Work instructions ->
Copy each line below in which the string "características" occurs.

Start of The records

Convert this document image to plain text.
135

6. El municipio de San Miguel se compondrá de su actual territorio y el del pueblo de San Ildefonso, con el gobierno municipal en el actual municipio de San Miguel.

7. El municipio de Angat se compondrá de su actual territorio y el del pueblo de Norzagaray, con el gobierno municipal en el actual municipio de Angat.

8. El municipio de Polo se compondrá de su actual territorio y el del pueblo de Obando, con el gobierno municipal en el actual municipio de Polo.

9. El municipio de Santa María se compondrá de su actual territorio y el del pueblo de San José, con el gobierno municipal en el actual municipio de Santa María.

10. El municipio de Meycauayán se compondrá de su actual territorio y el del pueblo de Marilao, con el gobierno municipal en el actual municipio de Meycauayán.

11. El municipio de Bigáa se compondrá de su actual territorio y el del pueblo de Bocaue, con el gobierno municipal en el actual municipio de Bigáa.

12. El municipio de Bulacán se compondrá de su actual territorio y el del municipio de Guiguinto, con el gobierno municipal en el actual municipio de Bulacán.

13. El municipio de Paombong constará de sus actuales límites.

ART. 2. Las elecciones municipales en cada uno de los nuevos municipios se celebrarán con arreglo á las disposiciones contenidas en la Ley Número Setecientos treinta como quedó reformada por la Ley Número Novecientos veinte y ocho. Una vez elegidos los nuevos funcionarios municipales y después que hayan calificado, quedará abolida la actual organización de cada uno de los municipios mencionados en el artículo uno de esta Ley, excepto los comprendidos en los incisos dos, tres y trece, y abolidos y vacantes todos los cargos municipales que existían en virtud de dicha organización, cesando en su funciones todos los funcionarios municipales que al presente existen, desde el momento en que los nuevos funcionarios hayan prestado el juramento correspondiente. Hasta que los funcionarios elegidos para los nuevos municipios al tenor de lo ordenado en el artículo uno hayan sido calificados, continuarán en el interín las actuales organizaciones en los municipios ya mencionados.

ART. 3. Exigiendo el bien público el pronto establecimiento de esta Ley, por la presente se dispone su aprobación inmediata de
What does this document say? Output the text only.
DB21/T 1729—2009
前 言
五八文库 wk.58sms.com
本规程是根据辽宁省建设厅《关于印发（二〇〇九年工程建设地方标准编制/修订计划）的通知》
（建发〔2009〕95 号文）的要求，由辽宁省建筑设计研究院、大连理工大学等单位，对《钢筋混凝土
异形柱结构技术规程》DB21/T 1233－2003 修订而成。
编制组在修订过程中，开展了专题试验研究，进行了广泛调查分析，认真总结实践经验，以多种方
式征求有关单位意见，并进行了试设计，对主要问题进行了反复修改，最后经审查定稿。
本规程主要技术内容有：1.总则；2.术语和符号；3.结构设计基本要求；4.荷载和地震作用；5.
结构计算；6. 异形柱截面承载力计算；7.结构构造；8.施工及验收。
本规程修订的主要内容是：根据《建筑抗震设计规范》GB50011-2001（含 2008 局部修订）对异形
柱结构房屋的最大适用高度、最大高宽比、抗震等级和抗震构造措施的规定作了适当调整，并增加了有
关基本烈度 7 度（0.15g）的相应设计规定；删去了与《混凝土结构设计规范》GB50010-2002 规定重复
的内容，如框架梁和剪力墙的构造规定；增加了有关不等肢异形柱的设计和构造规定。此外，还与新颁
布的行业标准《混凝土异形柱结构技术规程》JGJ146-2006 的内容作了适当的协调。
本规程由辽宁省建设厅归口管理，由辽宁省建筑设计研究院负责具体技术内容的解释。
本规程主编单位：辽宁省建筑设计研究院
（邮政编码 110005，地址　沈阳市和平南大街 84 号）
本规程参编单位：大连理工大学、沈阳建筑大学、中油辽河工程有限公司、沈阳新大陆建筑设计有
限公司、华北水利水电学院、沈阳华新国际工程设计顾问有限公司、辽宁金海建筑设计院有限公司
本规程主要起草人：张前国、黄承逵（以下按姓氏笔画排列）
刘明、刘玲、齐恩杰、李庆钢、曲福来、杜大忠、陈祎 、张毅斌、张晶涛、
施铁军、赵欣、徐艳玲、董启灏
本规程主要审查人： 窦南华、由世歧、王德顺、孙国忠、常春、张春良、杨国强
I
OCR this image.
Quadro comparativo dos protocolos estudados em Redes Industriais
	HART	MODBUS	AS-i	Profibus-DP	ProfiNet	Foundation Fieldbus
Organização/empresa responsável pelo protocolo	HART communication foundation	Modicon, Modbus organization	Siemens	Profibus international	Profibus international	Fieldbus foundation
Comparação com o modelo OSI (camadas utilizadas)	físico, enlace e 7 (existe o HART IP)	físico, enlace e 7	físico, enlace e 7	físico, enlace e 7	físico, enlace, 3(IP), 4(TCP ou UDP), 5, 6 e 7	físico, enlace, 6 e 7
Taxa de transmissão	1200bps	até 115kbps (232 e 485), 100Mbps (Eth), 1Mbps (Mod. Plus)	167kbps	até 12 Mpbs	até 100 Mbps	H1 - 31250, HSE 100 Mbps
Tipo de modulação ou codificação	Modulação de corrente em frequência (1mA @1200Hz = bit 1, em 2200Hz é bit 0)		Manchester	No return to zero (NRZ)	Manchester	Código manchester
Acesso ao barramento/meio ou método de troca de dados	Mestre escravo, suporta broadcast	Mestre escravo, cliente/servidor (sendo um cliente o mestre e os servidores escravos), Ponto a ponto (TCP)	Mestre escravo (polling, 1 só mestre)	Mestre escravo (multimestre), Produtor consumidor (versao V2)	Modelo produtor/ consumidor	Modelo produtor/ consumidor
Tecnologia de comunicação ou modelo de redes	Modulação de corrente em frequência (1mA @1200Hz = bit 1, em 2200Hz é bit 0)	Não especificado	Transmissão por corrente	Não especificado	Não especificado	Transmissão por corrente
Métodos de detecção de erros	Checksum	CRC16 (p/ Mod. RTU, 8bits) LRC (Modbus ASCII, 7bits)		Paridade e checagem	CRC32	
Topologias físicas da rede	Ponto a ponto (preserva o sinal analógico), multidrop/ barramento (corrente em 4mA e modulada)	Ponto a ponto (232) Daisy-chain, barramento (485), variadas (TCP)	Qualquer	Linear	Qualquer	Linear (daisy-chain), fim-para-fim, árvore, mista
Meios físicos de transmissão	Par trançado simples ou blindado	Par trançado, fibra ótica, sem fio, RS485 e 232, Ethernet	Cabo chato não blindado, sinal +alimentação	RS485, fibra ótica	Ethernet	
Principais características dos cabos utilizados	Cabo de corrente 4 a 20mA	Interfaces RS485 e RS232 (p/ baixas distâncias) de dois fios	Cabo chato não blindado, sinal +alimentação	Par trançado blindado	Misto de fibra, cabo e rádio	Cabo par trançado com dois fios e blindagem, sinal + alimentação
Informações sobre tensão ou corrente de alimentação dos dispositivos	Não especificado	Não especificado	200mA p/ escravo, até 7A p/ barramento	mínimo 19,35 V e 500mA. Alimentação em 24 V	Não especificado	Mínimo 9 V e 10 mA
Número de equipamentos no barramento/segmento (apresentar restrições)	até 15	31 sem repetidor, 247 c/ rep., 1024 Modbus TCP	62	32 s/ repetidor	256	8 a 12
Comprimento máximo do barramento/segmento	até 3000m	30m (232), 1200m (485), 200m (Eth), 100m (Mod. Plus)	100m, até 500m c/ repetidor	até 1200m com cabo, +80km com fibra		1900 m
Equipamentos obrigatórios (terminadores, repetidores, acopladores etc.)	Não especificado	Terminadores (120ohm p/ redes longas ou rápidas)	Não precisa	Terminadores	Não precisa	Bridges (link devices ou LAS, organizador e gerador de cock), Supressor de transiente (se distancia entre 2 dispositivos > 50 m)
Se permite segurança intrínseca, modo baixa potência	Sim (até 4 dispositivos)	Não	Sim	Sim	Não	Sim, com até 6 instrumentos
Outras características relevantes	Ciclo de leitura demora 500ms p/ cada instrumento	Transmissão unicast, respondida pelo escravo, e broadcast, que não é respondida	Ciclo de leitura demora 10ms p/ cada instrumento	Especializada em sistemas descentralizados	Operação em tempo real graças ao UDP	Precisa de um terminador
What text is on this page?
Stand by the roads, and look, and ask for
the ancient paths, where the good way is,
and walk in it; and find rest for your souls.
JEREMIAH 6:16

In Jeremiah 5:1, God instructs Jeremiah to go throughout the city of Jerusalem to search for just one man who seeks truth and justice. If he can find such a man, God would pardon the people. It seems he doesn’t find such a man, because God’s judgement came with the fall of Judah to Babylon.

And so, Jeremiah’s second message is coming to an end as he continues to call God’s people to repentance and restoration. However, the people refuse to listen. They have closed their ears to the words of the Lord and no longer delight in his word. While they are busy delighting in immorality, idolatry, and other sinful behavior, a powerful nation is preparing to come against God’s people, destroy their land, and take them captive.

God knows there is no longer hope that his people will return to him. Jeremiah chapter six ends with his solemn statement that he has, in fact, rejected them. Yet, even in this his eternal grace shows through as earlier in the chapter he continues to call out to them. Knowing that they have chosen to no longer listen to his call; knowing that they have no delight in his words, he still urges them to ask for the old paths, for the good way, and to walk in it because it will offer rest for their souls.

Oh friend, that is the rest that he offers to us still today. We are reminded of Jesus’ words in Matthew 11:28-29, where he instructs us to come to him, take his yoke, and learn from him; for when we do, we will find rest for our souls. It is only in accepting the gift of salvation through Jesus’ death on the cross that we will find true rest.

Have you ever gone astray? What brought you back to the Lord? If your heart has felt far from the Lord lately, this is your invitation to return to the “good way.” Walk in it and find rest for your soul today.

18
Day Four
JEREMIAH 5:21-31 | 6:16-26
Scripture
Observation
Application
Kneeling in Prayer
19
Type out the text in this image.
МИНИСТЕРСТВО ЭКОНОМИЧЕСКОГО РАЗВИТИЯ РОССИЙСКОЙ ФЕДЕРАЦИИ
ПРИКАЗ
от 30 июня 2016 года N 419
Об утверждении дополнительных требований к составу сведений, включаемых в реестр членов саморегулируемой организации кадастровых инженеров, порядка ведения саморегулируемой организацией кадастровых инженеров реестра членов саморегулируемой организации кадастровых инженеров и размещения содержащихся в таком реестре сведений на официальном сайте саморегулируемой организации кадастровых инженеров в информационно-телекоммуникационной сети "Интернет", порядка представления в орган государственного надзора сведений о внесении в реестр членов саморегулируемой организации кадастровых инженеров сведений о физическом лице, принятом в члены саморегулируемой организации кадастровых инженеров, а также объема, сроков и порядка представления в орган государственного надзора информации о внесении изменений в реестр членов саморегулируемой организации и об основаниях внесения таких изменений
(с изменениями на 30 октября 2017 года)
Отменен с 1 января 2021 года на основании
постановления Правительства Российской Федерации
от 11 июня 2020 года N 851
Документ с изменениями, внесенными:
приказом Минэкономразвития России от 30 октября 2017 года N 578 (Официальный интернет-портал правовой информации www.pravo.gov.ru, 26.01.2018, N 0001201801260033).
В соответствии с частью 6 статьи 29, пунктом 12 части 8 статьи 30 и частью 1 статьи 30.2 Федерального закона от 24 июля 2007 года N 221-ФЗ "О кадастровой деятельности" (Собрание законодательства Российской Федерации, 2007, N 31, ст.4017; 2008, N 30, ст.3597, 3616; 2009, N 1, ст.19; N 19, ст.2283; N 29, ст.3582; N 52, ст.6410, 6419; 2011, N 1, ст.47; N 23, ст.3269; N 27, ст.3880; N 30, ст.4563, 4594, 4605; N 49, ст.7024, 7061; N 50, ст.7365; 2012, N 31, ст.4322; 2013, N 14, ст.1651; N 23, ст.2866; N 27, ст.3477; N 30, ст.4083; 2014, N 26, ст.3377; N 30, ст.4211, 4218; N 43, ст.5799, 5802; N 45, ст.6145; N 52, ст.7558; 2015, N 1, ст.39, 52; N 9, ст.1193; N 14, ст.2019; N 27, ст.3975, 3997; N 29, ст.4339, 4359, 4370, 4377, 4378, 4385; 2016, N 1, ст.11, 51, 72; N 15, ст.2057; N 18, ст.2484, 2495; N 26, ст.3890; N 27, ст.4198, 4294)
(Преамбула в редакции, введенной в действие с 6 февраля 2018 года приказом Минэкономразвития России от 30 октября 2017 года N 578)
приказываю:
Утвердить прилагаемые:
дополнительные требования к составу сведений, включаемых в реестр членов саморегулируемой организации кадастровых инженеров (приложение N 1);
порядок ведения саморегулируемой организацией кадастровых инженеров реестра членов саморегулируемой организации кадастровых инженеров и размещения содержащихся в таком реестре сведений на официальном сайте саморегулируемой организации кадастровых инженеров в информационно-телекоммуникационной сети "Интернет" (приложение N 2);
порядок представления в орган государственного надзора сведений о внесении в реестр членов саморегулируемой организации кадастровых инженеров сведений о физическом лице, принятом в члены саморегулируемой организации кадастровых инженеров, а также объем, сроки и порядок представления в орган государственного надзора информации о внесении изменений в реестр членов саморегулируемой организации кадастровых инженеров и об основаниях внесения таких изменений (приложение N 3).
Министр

End of The records

Finished exercise ->
Principais características dos cabos utilizados	Cabo de corrente 4 a 20mA	Interfaces RS485 e RS232 (p/ baixas distâncias) de dois fios	Cabo chato não blindado, sinal +alimentação	Par trançado blindado	Misto de fibra, cabo e rádio	Cabo par trançado com dois fios e blindagem, sinal + alimentação
Outras características relevantes	Ciclo de leitura demora 500ms p/ cada instrumento	Transmissão unicast, respondida pelo escravo, e broadcast, que não é respondida	Ciclo de leitura demora 10ms p/ cada instrumento	Especializada em sistemas descentralizados	Operação em tempo real graças ao UDP	Precisa de um terminador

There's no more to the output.